Directions:
Go through the records and show each line where the word "this" occurs.

^^^^^^^^^^^^^^^^

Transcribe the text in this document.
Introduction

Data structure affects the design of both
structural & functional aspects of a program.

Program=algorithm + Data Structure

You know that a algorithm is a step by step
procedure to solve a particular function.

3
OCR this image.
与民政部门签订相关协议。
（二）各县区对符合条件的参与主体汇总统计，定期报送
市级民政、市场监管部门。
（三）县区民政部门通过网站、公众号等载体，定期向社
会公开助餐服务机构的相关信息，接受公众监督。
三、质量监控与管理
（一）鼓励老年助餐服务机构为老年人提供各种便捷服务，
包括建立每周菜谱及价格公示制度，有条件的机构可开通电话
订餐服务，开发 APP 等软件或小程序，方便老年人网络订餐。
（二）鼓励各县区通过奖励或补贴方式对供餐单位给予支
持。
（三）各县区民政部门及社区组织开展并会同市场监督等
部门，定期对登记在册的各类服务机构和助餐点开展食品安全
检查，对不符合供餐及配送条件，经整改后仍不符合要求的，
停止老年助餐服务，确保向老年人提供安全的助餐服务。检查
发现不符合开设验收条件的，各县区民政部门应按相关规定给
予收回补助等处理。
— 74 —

^^^^^^^^^^^^^^^^

Task result:
Transcribe the text in this document.
OCR this image.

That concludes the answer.